──────── Dataset extract ────────
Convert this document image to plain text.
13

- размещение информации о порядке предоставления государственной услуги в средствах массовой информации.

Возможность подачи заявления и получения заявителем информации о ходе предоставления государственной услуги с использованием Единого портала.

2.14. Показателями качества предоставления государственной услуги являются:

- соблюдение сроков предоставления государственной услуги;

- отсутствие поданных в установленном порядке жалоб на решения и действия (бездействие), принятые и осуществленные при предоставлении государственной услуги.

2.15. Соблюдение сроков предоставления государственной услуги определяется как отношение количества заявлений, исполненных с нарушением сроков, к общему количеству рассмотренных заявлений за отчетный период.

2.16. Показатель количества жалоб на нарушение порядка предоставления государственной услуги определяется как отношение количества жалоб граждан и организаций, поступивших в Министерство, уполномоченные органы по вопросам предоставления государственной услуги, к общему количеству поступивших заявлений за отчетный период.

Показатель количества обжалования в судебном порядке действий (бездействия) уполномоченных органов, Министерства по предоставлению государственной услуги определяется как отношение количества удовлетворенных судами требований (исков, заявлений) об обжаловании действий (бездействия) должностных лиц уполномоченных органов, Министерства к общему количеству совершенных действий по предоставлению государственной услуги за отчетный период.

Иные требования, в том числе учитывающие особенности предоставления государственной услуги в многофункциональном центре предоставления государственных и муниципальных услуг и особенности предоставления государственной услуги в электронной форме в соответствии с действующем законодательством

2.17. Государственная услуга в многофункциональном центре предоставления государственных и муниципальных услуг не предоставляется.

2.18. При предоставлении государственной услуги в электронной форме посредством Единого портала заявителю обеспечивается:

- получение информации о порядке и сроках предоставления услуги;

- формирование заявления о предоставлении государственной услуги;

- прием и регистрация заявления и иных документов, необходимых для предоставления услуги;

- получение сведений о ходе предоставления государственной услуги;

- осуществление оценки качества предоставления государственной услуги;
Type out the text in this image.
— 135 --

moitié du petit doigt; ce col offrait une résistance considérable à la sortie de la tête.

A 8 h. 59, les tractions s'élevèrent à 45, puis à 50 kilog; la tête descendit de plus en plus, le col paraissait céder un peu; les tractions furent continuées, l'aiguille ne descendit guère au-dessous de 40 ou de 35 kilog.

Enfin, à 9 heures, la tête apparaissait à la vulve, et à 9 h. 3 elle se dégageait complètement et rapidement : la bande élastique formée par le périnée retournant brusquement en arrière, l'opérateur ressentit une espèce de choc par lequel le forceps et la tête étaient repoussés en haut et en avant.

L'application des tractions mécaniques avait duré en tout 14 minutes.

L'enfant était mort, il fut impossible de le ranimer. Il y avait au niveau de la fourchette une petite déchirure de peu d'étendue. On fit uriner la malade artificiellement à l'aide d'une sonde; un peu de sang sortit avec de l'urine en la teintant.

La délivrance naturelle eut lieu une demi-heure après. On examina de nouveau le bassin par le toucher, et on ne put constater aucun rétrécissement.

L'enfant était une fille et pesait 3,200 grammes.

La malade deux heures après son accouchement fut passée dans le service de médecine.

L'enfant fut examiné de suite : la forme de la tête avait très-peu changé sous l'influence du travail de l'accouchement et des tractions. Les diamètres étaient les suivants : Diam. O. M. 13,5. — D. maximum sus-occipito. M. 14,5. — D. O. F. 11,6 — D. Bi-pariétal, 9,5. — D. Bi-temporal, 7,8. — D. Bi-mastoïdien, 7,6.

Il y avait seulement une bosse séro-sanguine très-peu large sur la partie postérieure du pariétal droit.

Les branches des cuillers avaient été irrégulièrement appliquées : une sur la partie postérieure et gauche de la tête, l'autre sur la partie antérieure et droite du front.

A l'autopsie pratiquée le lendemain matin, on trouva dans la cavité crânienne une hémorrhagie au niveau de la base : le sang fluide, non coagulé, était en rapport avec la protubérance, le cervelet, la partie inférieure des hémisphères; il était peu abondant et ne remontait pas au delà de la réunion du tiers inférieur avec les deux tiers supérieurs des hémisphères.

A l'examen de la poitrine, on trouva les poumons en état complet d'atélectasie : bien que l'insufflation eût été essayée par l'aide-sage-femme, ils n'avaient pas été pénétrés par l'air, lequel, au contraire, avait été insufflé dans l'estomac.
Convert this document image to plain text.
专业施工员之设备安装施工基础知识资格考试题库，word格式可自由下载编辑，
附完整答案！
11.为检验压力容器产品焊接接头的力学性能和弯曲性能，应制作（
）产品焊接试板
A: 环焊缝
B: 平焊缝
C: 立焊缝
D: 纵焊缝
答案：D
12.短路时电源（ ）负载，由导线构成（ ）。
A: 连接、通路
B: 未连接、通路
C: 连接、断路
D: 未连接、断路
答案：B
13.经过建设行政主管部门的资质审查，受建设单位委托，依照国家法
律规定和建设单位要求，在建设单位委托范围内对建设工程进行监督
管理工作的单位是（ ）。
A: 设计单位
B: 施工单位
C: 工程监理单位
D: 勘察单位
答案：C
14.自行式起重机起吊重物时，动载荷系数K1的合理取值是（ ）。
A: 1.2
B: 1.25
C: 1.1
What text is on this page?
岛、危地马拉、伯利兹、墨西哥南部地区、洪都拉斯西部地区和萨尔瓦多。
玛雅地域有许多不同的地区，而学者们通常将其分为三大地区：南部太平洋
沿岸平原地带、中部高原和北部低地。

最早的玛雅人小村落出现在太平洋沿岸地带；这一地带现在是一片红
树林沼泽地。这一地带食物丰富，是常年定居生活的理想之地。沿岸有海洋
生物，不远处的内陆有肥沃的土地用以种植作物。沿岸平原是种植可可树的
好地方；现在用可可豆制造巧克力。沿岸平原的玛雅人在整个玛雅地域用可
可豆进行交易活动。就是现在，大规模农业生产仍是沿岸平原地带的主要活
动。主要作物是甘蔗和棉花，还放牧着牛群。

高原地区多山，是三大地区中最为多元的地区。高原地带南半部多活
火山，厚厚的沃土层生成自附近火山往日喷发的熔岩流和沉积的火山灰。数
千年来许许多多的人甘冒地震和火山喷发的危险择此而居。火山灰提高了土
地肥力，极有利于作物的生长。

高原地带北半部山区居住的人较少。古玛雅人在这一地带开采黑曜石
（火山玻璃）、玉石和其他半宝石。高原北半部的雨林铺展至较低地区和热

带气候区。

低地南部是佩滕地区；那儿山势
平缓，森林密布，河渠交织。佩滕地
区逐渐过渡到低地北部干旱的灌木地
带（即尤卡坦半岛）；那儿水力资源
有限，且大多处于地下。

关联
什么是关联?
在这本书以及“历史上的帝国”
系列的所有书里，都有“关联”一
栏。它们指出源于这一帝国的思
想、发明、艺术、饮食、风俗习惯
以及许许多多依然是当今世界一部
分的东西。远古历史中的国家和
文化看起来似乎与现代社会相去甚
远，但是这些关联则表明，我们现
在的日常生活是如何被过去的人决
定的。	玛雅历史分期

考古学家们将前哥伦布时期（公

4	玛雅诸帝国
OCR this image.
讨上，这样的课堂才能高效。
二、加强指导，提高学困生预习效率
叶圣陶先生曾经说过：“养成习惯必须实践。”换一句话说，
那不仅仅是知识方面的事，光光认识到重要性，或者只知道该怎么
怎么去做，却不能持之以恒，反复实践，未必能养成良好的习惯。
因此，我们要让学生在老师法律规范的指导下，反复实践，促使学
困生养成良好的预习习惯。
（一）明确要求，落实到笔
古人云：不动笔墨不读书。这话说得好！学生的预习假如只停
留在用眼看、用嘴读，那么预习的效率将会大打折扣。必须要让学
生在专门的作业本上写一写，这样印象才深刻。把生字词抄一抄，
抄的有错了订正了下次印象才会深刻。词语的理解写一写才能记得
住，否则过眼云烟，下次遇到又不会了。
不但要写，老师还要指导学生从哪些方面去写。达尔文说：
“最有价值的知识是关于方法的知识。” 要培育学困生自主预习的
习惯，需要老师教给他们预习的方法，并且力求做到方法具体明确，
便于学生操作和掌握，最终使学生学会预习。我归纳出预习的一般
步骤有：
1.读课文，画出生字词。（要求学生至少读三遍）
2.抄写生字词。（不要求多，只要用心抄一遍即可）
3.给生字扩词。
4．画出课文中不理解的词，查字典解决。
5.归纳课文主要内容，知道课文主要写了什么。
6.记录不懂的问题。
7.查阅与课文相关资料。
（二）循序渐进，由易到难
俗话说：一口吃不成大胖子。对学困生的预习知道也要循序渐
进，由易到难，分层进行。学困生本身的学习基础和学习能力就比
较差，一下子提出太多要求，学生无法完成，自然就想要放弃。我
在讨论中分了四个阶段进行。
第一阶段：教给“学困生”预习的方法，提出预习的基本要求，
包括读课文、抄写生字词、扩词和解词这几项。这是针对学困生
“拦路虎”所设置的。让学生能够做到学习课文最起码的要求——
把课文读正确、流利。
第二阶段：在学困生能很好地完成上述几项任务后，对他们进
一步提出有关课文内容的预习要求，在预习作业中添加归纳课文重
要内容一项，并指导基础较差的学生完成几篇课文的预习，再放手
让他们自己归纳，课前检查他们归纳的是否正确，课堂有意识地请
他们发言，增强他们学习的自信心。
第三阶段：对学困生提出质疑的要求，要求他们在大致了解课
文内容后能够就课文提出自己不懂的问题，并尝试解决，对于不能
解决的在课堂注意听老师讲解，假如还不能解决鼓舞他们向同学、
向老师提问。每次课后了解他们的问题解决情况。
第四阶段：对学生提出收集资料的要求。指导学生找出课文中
────────
* [Exercise requirements] Check each line of the entries above, and show every one holding the word "lequel".

* [Expected output]
Enfin, à 9 heures, la tête apparaissait à la vulve, et à 9 h. 3 elle se dégageait complètement et rapidement : la bande élastique formée par le périnée retournant brusquement en arrière, l'opérateur ressentit une espèce de choc par lequel le forceps et la tête étaient repoussés en haut et en avant.
A l'examen de la poitrine, on trouva les poumons en état complet d'atélectasie : bien que l'insufflation eût été essayée par l'aide-sage-femme, ils n'avaient pas été pénétrés par l'air, lequel, au contraire, avait été insufflé dans l'estomac.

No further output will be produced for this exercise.